PROBLEM SET:
a) Answer these questions using the excerpt on corporate obfuscation:
(i) Which news organization does David Pauly work for as a correspondent?
(ii) How much long distance time did each phone card in the offer carry?
(iii) What does Amtrak call its customers?
b) Reproduce the excerpt on corporate obfuscation word for word from "In a recent" to "that are indefensible.".
c) Take the excerpt on corporate obfuscation further, continuing from its final sentence.
___ SELECTED EXTRACT
In a recent article, David Pauly, a correspondent for Bloomberg News, talked about the phenomenon of corporate obfuscation. Fudging financial numbers is no longer the only problem regulators should worry about, he suggests. Large and small corporations, across the world, are increasingly resorting to language that alters the truth or disguises it altogether. While I categorically disapprove of any added role for regulators and government, Pauly’s article nevertheless perked me up. Corporations do resort to numerous tactics that are indefensible.

On the marketing front, the problem has been with us for some time. I remember my outrage when, a few years ago, a major phone company sent me a solicitation to buy phone cards. If I bought five of them, each with $10 of long distance time on them, I’d get them for $2 a piece! Wondering how this could be, I read the color brochure and the covering letter that came with it. Everything seemed as the headlines had promised. Then I turned to the small print on what was called an activation card, for which I literally needed the help of a magnifying glass. Now the story changed completely: each time the buyer used a phone card the first time, his credit card would automatically be debited for the other eight dollars… I thought about the countless recipients who’d received the same offer and been duped. In today’s economy such stories are a dime a dozen. Even in the world’s largest corporations, it seems the only objective is to make a sale. How it’s done and what is said is secondary.

Selling at any cost

Incidentally, the mind games companies devise to engage consumers are equally apparent inside their organizations. We’ve long grown used to salesmen of virtually any article or service being called “consultants”, but that was only a humble beginning. Telephone operators are now “communications specialists” and the voice-mail message of a courier company I recently called asked me to stay on hold for a “routing expert”. David Pauly uses the example of government-owned railway operator Amtrak, who describes its customers not as shoppers or passengers but as guests. “Since when does the guest pay?” asks Pauly.
______
___ EXTRACTED MATERIAL
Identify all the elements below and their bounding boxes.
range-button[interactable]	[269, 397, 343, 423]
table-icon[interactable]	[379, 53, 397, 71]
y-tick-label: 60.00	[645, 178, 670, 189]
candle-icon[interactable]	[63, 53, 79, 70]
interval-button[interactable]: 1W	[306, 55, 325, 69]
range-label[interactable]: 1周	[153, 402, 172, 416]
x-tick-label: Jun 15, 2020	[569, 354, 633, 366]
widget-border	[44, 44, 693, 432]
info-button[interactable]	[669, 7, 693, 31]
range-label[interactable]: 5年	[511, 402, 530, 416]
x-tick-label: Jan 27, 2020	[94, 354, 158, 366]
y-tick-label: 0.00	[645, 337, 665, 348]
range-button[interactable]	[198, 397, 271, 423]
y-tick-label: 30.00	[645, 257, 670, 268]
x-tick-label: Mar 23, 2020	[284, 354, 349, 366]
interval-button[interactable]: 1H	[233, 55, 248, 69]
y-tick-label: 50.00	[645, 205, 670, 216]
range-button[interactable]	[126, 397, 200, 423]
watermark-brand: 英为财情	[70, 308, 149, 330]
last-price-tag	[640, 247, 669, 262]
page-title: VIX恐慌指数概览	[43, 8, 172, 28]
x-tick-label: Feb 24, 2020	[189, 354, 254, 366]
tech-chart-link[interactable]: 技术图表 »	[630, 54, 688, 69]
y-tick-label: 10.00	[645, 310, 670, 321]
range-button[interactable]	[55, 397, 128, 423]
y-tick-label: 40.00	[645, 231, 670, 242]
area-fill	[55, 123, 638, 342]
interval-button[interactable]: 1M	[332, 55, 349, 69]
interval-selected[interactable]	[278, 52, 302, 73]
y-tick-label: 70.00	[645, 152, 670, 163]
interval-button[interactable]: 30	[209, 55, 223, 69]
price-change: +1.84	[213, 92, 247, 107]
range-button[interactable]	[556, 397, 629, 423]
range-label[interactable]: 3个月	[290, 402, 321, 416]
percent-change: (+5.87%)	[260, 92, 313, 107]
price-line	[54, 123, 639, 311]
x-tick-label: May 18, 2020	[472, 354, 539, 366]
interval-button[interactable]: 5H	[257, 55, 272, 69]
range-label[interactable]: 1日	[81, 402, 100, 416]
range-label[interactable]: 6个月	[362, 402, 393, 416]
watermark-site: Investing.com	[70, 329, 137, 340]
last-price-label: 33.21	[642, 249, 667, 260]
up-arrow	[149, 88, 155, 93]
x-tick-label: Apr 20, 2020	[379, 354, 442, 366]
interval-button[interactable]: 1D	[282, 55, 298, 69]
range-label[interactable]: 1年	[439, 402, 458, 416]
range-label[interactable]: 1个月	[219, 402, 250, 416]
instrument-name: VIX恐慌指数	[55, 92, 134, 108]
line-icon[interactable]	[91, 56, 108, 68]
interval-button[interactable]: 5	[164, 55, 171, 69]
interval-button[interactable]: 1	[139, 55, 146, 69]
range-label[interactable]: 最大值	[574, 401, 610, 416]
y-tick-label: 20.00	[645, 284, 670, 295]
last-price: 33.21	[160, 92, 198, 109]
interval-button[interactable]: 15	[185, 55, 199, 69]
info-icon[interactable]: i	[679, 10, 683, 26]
______
WRITTEN ANSWERS:
a)
(i) Bloomberg News
(ii) $10
(iii) Guests

b)
In a recent article, David Pauly, a correspondent for Bloomberg News, talked about the phenomenon of corporate obfuscation. Fudging financial numbers is no longer the only problem regulators should worry about, he suggests. Large and small corporations, across the world, are increasingly resorting to language that alters the truth or disguises it altogether. While I categorically disapprove of any added role for regulators and government, Pauly’s article nevertheless perked me up. Corporations do resort to numerous tactics that are indefensible.

c)
Obfuscation not just in marketing

Marketers will always be marketers, you may say, but the same distortions are gradually becoming the norm in financial reporting. This year’s top award for effective obfuscation of unpleasant news should go to LTV Corporation, the large US steel maker. It recently announced a plan that would “preserve high quality manufacturing jobs within its communities.” Reading on, we learn that LTV is closing a steel mill and eliminating 900 jobs.

AOL Inc., the media and internet giant, provided a similar example of spinning the truth. Forced by crashing technology markets to write off $620 million in impaired investments in the first quarter, the company said these investment s experienced “other-than-temporary declines.”

In this context, David Pauly brings up a recent statement by Corning Inc., the fiber optics company, whose latest earnings report, he says, “bordered on dishonesty.” Apparently, the company said its first- quarter pro forma earnings exceeded the analysts’ consensus estimate by 1 cent a share, just as if that were an accomplishment. “Corning failed to mention that the analysts’ estimates are based on what Corning tells them — and this looked like just another example of a company lowballing its estimate in order to beat it.” The practice Pauly describes is, unfortunately, extremely widespread.

What I find extremely disturbing is that the apparent lack of morality in corporate communications comes at a time when ethics are more widely talked about and taught than has ever been the case before. When I entered the financial business, few management schools had courses in ethics. Yet once set loose on society, no graduate would have dreamed of preparing the type of public communication we now routinely see. In contrast, when my daughter took out her Chartered Financial Analyst designation, she told me that ethics had made up a huge portion of the three-year course.

Viewed from another angle, when I started out, people who decided to engage in misinformation would not have survived in most corporations. Less respectable enterprises might engage in such practices, but not firms which wanted to be perceived as honorable. In the new culture, the most clever wordsmiths and spin-masters are aggressively wooed by the world’s most established companies. It’s vital that they’ve taken the ethics courses, so that they won’t get their employers into too much legal trouble, but once they’ve done that, they’re actively encouraged to deploy their creativity to its fullest.

What is a lie?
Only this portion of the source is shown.